[Start Record excerpts]

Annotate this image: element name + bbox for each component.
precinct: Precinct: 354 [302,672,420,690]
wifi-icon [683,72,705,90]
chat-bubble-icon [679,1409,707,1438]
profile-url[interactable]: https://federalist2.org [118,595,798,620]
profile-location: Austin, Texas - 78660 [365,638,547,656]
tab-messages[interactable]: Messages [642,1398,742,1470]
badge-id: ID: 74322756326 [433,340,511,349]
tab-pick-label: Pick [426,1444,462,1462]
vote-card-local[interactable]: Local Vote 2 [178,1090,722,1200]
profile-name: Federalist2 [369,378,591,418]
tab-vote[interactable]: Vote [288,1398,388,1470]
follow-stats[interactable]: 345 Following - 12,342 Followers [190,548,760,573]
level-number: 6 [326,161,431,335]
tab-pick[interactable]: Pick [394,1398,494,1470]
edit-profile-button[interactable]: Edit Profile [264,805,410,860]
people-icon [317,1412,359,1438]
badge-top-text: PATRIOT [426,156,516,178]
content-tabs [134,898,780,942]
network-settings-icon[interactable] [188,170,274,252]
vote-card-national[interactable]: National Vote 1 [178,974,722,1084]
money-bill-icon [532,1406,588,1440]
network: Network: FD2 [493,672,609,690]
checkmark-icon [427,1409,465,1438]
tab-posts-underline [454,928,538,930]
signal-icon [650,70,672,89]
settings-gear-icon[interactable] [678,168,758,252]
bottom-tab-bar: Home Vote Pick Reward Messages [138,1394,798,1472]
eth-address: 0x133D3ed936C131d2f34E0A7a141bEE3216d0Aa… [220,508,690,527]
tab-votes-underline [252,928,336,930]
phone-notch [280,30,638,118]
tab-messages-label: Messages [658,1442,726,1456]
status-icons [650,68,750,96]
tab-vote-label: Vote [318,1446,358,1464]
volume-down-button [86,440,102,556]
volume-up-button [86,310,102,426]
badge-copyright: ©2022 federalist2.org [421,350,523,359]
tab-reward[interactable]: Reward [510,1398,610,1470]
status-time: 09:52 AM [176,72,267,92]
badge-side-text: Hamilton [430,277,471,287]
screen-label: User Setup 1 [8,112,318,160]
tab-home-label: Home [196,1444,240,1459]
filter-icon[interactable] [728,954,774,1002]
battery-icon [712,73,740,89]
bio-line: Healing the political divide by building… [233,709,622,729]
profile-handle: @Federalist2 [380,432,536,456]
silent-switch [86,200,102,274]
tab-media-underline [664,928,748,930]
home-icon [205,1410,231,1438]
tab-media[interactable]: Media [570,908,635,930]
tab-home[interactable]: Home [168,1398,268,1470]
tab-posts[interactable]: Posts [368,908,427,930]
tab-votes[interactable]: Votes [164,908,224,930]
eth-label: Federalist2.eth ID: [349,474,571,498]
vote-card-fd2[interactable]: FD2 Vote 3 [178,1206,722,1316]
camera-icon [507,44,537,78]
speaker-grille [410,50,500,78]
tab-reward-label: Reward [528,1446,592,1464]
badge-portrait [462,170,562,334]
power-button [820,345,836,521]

[End Record excerpts]

→ Short problem
Rewrite all of the data above with each "Austin" replaced by "Dallas", leaving every other character the same.

→ Result below
Annotate this image: element name + bbox for each component.
precinct: Precinct: 354 [302,672,420,690]
wifi-icon [683,72,705,90]
chat-bubble-icon [679,1409,707,1438]
profile-url[interactable]: https://federalist2.org [118,595,798,620]
profile-location: Dallas, Texas - 78660 [365,638,547,656]
tab-messages[interactable]: Messages [642,1398,742,1470]
badge-id: ID: 74322756326 [433,340,511,349]
tab-pick-label: Pick [426,1444,462,1462]
vote-card-local[interactable]: Local Vote 2 [178,1090,722,1200]
profile-name: Federalist2 [369,378,591,418]
tab-vote[interactable]: Vote [288,1398,388,1470]
follow-stats[interactable]: 345 Following - 12,342 Followers [190,548,760,573]
level-number: 6 [326,161,431,335]
tab-pick[interactable]: Pick [394,1398,494,1470]
edit-profile-button[interactable]: Edit Profile [264,805,410,860]
people-icon [317,1412,359,1438]
badge-top-text: PATRIOT [426,156,516,178]
content-tabs [134,898,780,942]
network-settings-icon[interactable] [188,170,274,252]
vote-card-national[interactable]: National Vote 1 [178,974,722,1084]
money-bill-icon [532,1406,588,1440]
network: Network: FD2 [493,672,609,690]
checkmark-icon [427,1409,465,1438]
tab-posts-underline [454,928,538,930]
signal-icon [650,70,672,89]
settings-gear-icon[interactable] [678,168,758,252]
bottom-tab-bar: Home Vote Pick Reward Messages [138,1394,798,1472]
eth-address: 0x133D3ed936C131d2f34E0A7a141bEE3216d0Aa… [220,508,690,527]
tab-votes-underline [252,928,336,930]
phone-notch [280,30,638,118]
tab-messages-label: Messages [658,1442,726,1456]
status-icons [650,68,750,96]
tab-vote-label: Vote [318,1446,358,1464]
volume-down-button [86,440,102,556]
volume-up-button [86,310,102,426]
badge-copyright: ©2022 federalist2.org [421,350,523,359]
tab-reward[interactable]: Reward [510,1398,610,1470]
status-time: 09:52 AM [176,72,267,92]
badge-side-text: Hamilton [430,277,471,287]
screen-label: User Setup 1 [8,112,318,160]
tab-home-label: Home [196,1444,240,1459]
filter-icon[interactable] [728,954,774,1002]
battery-icon [712,73,740,89]
bio-line: Healing the political divide by building… [233,709,622,729]
profile-handle: @Federalist2 [380,432,536,456]
silent-switch [86,200,102,274]
tab-media-underline [664,928,748,930]
home-icon [205,1410,231,1438]
tab-media[interactable]: Media [570,908,635,930]
tab-home[interactable]: Home [168,1398,268,1470]
tab-posts[interactable]: Posts [368,908,427,930]
tab-votes[interactable]: Votes [164,908,224,930]
eth-label: Federalist2.eth ID: [349,474,571,498]
vote-card-fd2[interactable]: FD2 Vote 3 [178,1206,722,1316]
camera-icon [507,44,537,78]
speaker-grille [410,50,500,78]
tab-reward-label: Reward [528,1446,592,1464]
badge-portrait [462,170,562,334]
power-button [820,345,836,521]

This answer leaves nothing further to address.